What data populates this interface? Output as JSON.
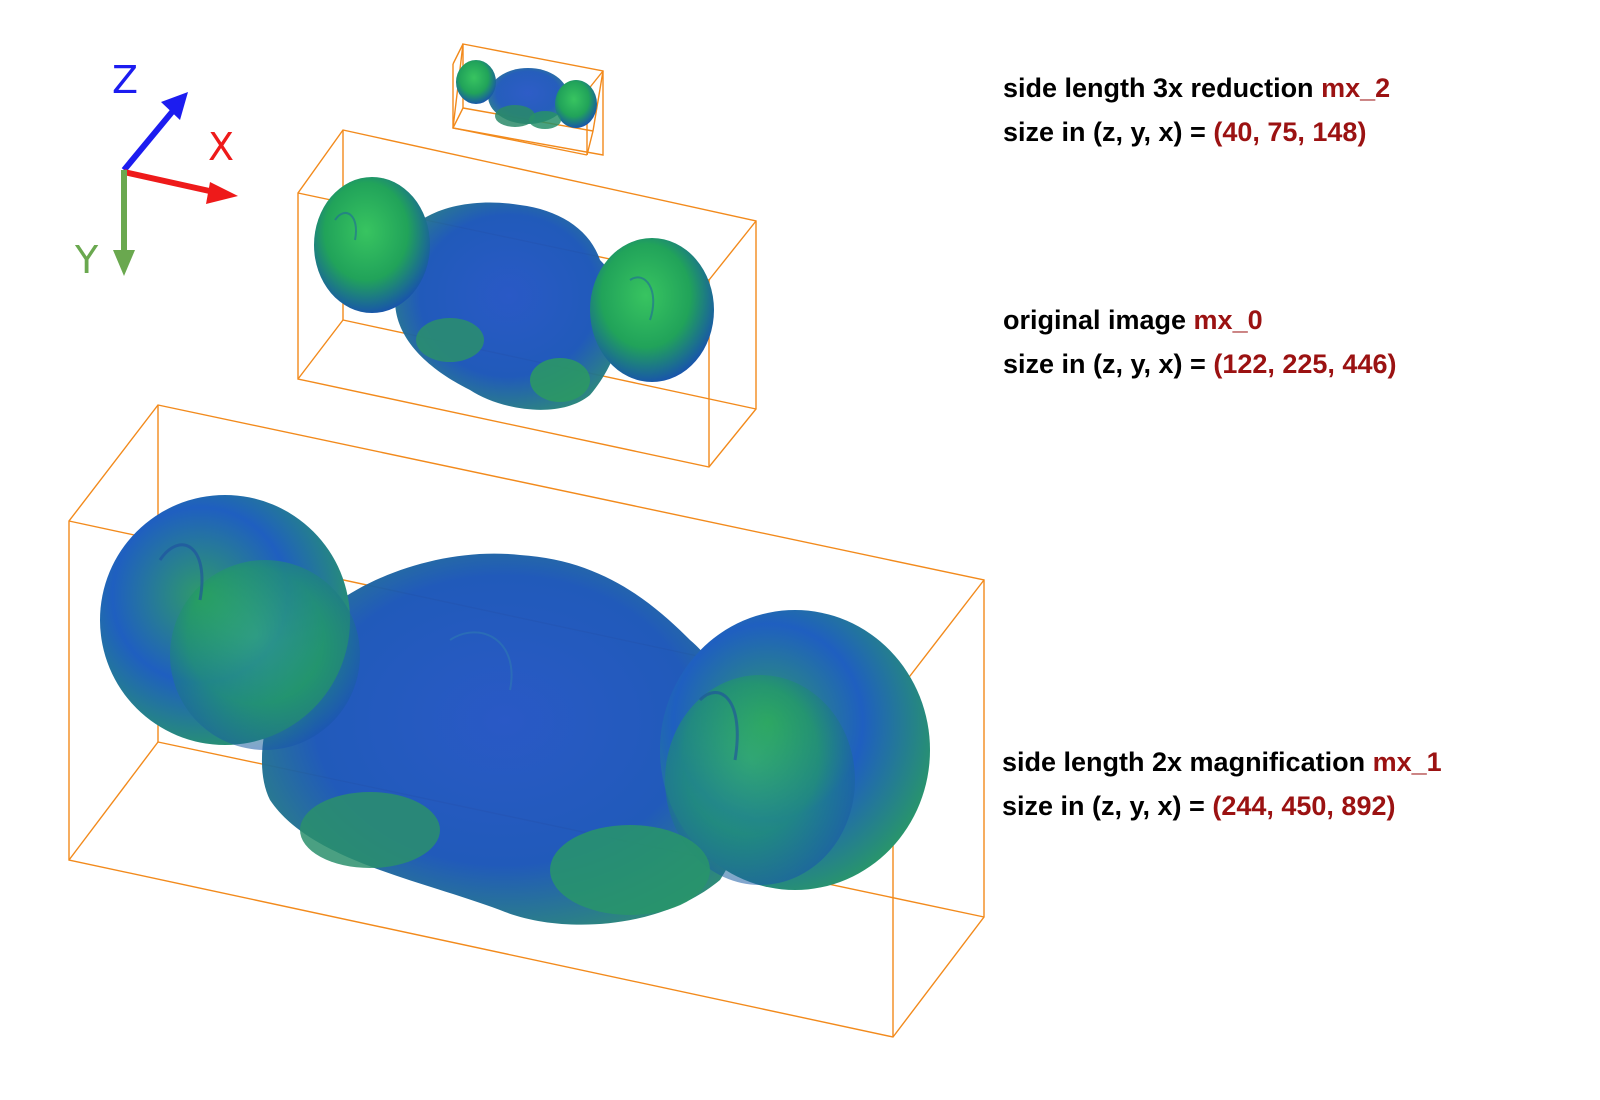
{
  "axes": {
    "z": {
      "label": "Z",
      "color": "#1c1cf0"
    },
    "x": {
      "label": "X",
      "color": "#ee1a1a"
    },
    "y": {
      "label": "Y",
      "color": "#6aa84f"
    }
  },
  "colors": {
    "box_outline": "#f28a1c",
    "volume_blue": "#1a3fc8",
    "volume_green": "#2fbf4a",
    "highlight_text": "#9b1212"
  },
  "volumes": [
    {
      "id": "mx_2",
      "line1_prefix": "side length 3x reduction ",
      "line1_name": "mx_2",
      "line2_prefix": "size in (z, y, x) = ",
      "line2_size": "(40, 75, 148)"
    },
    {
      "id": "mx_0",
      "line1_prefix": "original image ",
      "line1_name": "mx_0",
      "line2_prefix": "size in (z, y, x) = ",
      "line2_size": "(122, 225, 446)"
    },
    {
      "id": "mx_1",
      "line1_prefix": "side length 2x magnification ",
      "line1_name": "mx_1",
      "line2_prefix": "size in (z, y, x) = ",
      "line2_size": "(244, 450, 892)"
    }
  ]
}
• • •
* [What you have to do]: Search the entries for "length" and copy out each line that has it.

* [Exercise response]:
      "line1_prefix": "side length 3x reduction ",
      "line1_prefix": "side length 2x magnification ",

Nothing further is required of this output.